*Required task*: Read the records below and copy each line that contains "sites".

*Data for processing*:

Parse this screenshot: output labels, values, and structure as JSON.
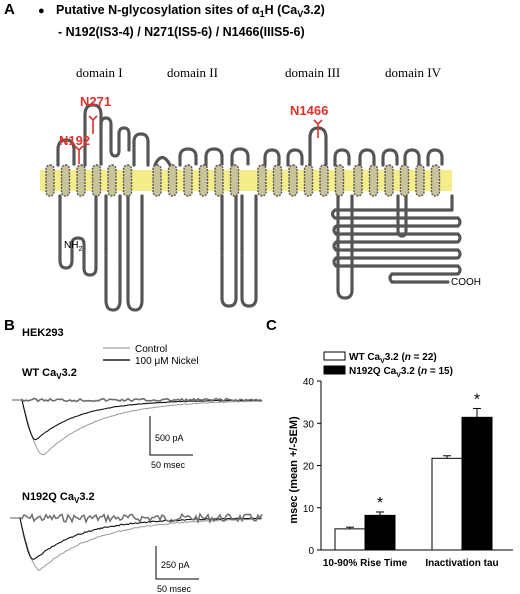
{
  "panel_a": {
    "letter": "A",
    "bullet": "●",
    "title_main": "Putative N-glycosylation sites of α",
    "title_sub1": "1",
    "title_mid": "H (Ca",
    "title_sub2": "V",
    "title_end": "3.2)",
    "subtitle": "- N192(IS3-4) / N271(IS5-6) / N1466(IIIS5-6)",
    "domains": [
      "domain I",
      "domain II",
      "domain III",
      "domain IV"
    ],
    "sites": [
      "N271",
      "N192",
      "N1466"
    ],
    "nh2": "NH",
    "nh2_sub": "2",
    "cooh": "COOH",
    "membrane_color": "#f5ec8a",
    "site_color": "#e0322a",
    "chain_color": "#555555"
  },
  "panel_b": {
    "letter": "B",
    "cell": "HEK293",
    "legend": [
      "Control",
      "100 μM Nickel"
    ],
    "wt_label": "WT Ca",
    "wt_sub": "V",
    "wt_suffix": "3.2",
    "mut_label": "N192Q Ca",
    "mut_sub": "V",
    "mut_suffix": "3.2",
    "scale_wt_current": "500 pA",
    "scale_wt_time": "50 msec",
    "scale_mut_current": "250 pA",
    "scale_mut_time": "50 msec"
  },
  "chart_data": {
    "type": "bar",
    "letter": "C",
    "categories": [
      "10-90% Rise Time",
      "Inactivation tau"
    ],
    "series": [
      {
        "name": "WT Ca_V3.2 (n = 22)",
        "label_pre": "WT Ca",
        "label_sub": "V",
        "label_post": "3.2 (",
        "n_text": "n",
        "n_value": " = 22)",
        "color": "#ffffff",
        "values": [
          5.0,
          21.7
        ],
        "errors": [
          0.4,
          0.6
        ]
      },
      {
        "name": "N192Q Ca_V3.2 (n = 15)",
        "label_pre": "N192Q Ca",
        "label_sub": "V",
        "label_post": "3.2 (",
        "n_text": "n",
        "n_value": " = 15)",
        "color": "#000000",
        "values": [
          8.2,
          31.4
        ],
        "errors": [
          0.8,
          2.1
        ]
      }
    ],
    "ylabel": "msec (mean +/-SEM)",
    "ylim": [
      0,
      40
    ],
    "yticks": [
      "0",
      "10",
      "20",
      "30",
      "40"
    ],
    "significance": [
      "*",
      "*"
    ]
  }
}
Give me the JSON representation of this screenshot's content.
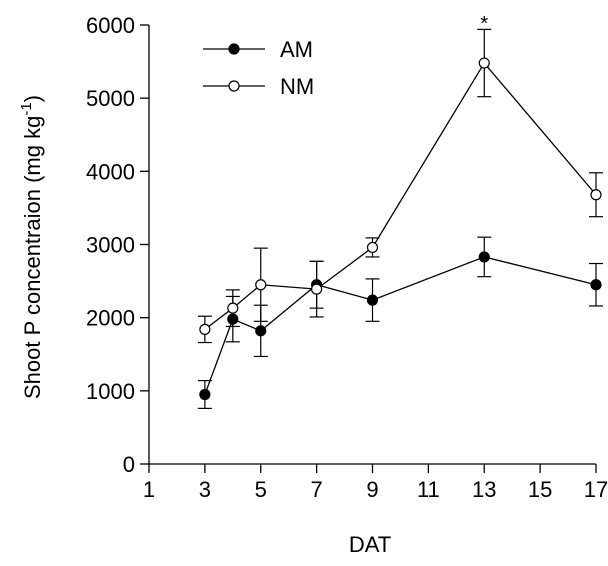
{
  "chart_data": {
    "type": "line",
    "title": "",
    "xlabel": "DAT",
    "ylabel": "Shoot P concentraion (mg kg",
    "ylabel_exponent": "-1",
    "ylabel_suffix": ")",
    "xlim": [
      1,
      17
    ],
    "ylim": [
      0,
      6000
    ],
    "xticks": [
      1,
      3,
      5,
      7,
      9,
      11,
      13,
      15,
      17
    ],
    "yticks": [
      0,
      1000,
      2000,
      3000,
      4000,
      5000,
      6000
    ],
    "grid": false,
    "legend_position": "top-left",
    "series": [
      {
        "name": "AM",
        "marker": "filled-circle",
        "x": [
          3,
          4,
          5,
          7,
          9,
          13,
          17
        ],
        "y": [
          950,
          1980,
          1820,
          2450,
          2240,
          2830,
          2450
        ],
        "error": [
          190,
          310,
          350,
          320,
          290,
          270,
          290
        ]
      },
      {
        "name": "NM",
        "marker": "open-circle",
        "x": [
          3,
          4,
          5,
          7,
          9,
          13,
          17
        ],
        "y": [
          1840,
          2130,
          2450,
          2390,
          2960,
          5480,
          3680
        ],
        "error": [
          180,
          250,
          500,
          380,
          130,
          460,
          300
        ]
      }
    ],
    "annotations": [
      {
        "text": "*",
        "x": 13,
        "y": 5960
      }
    ]
  }
}
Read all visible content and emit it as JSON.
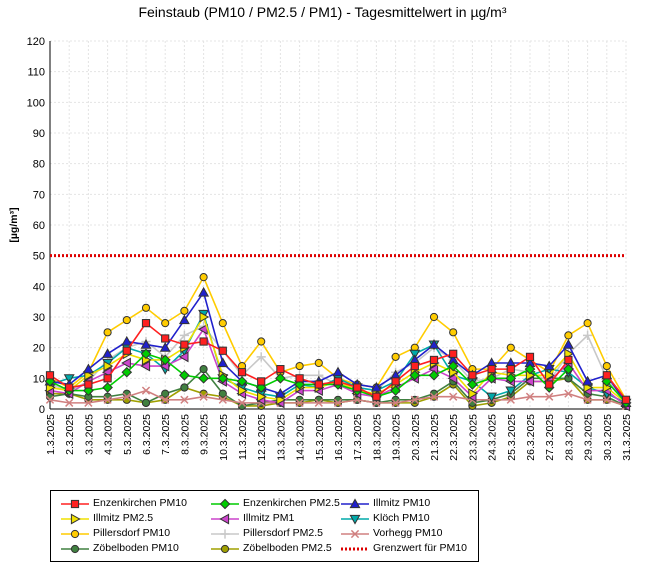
{
  "chart_data": {
    "type": "line",
    "title": "Feinstaub (PM10 / PM2.5 / PM1) -  Tagesmittelwert in µg/m³",
    "ylabel": "[µg/m³]",
    "xlabel": "",
    "ylim": [
      0,
      120
    ],
    "yticks": [
      0,
      10,
      20,
      30,
      40,
      50,
      60,
      70,
      80,
      90,
      100,
      110,
      120
    ],
    "grid": true,
    "legend_position": "bottom",
    "categories": [
      "1.3.2025",
      "2.3.2025",
      "3.3.2025",
      "4.3.2025",
      "5.3.2025",
      "6.3.2025",
      "7.3.2025",
      "8.3.2025",
      "9.3.2025",
      "10.3.2025",
      "11.3.2025",
      "12.3.2025",
      "13.3.2025",
      "14.3.2025",
      "15.3.2025",
      "16.3.2025",
      "17.3.2025",
      "18.3.2025",
      "19.3.2025",
      "20.3.2025",
      "21.3.2025",
      "22.3.2025",
      "23.3.2025",
      "24.3.2025",
      "25.3.2025",
      "26.3.2025",
      "27.3.2025",
      "28.3.2025",
      "29.3.2025",
      "30.3.2025",
      "31.3.2025"
    ],
    "series": [
      {
        "name": "Enzenkirchen PM10",
        "color": "#ff2020",
        "marker": "square",
        "values": [
          11,
          7,
          8,
          10,
          19,
          28,
          23,
          21,
          22,
          19,
          12,
          9,
          13,
          10,
          8,
          9,
          7,
          4,
          9,
          14,
          16,
          18,
          11,
          13,
          13,
          17,
          8,
          16,
          null,
          11,
          3
        ]
      },
      {
        "name": "Enzenkirchen PM2.5",
        "color": "#00cc00",
        "marker": "diamond",
        "values": [
          9,
          6,
          6,
          7,
          12,
          18,
          16,
          11,
          10,
          10,
          9,
          7,
          10,
          8,
          8,
          8,
          6,
          4,
          6,
          11,
          11,
          14,
          8,
          10,
          10,
          13,
          7,
          13,
          null,
          9,
          2
        ]
      },
      {
        "name": "Illmitz PM10",
        "color": "#2020cc",
        "marker": "triangle-up",
        "values": [
          9,
          8,
          13,
          18,
          22,
          21,
          20,
          29,
          38,
          15,
          9,
          7,
          5,
          9,
          9,
          12,
          8,
          7,
          11,
          16,
          21,
          16,
          11,
          15,
          15,
          15,
          14,
          21,
          9,
          11,
          2
        ]
      },
      {
        "name": "Illmitz PM2.5",
        "color": "#f0e000",
        "marker": "triangle-right",
        "values": [
          7,
          6,
          11,
          14,
          18,
          16,
          16,
          20,
          30,
          11,
          6,
          4,
          3,
          7,
          7,
          9,
          6,
          5,
          8,
          12,
          15,
          12,
          5,
          12,
          11,
          11,
          11,
          18,
          7,
          7,
          2
        ]
      },
      {
        "name": "Illmitz PM1",
        "color": "#cc44cc",
        "marker": "triangle-left",
        "values": [
          6,
          5,
          9,
          12,
          15,
          14,
          14,
          17,
          26,
          9,
          5,
          3,
          2,
          6,
          6,
          8,
          5,
          4,
          7,
          10,
          13,
          10,
          4,
          10,
          9,
          9,
          9,
          15,
          6,
          6,
          1
        ]
      },
      {
        "name": "Klöch PM10",
        "color": "#00aaaa",
        "marker": "triangle-down",
        "values": [
          8,
          10,
          11,
          15,
          20,
          18,
          13,
          19,
          31,
          10,
          7,
          5,
          4,
          8,
          7,
          10,
          7,
          6,
          9,
          18,
          21,
          11,
          9,
          4,
          6,
          11,
          13,
          12,
          7,
          5,
          2
        ]
      },
      {
        "name": "Pillersdorf PM10",
        "color": "#ffcc00",
        "marker": "circle",
        "values": [
          10,
          7,
          12,
          25,
          29,
          33,
          28,
          32,
          43,
          28,
          14,
          22,
          12,
          14,
          15,
          10,
          8,
          7,
          17,
          20,
          30,
          25,
          13,
          13,
          20,
          16,
          12,
          24,
          28,
          14,
          3
        ]
      },
      {
        "name": "Pillersdorf PM2.5",
        "color": "#c8c8c8",
        "marker": "plus",
        "values": [
          8,
          6,
          9,
          16,
          20,
          22,
          17,
          24,
          27,
          19,
          11,
          17,
          10,
          11,
          11,
          8,
          7,
          6,
          12,
          15,
          20,
          16,
          9,
          10,
          13,
          12,
          9,
          18,
          24,
          10,
          2
        ]
      },
      {
        "name": "Vorhegg PM10",
        "color": "#d08080",
        "marker": "cross",
        "values": [
          3,
          2,
          2,
          3,
          4,
          6,
          3,
          3,
          4,
          3,
          2,
          2,
          2,
          2,
          2,
          2,
          3,
          2,
          2,
          3,
          4,
          4,
          3,
          3,
          3,
          4,
          4,
          5,
          3,
          3,
          1
        ]
      },
      {
        "name": "Zöbelboden PM10",
        "color": "#408040",
        "marker": "circle",
        "values": [
          4,
          5,
          4,
          4,
          5,
          2,
          5,
          7,
          13,
          5,
          1,
          2,
          3,
          3,
          3,
          3,
          3,
          2,
          3,
          3,
          5,
          9,
          2,
          3,
          5,
          10,
          10,
          10,
          5,
          4,
          1
        ]
      },
      {
        "name": "Zöbelboden PM2.5",
        "color": "#a0a000",
        "marker": "circle",
        "values": [
          5,
          5,
          3,
          3,
          3,
          2,
          3,
          7,
          5,
          4,
          1,
          1,
          2,
          2,
          3,
          2,
          3,
          2,
          2,
          2,
          4,
          8,
          1,
          2,
          4,
          9,
          9,
          10,
          3,
          3,
          1
        ]
      }
    ],
    "threshold": {
      "name": "Grenzwert für PM10",
      "value": 50,
      "color": "#dd0000"
    }
  },
  "legend": {
    "items": [
      "Enzenkirchen PM10",
      "Enzenkirchen PM2.5",
      "Illmitz PM10",
      "Illmitz PM2.5",
      "Illmitz PM1",
      "Klöch PM10",
      "Pillersdorf PM10",
      "Pillersdorf PM2.5",
      "Vorhegg PM10",
      "Zöbelboden PM10",
      "Zöbelboden PM2.5",
      "Grenzwert für PM10"
    ]
  }
}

*Full output*:
    "title_main": "Putative N-glycosylation sites of α",
    "sites": [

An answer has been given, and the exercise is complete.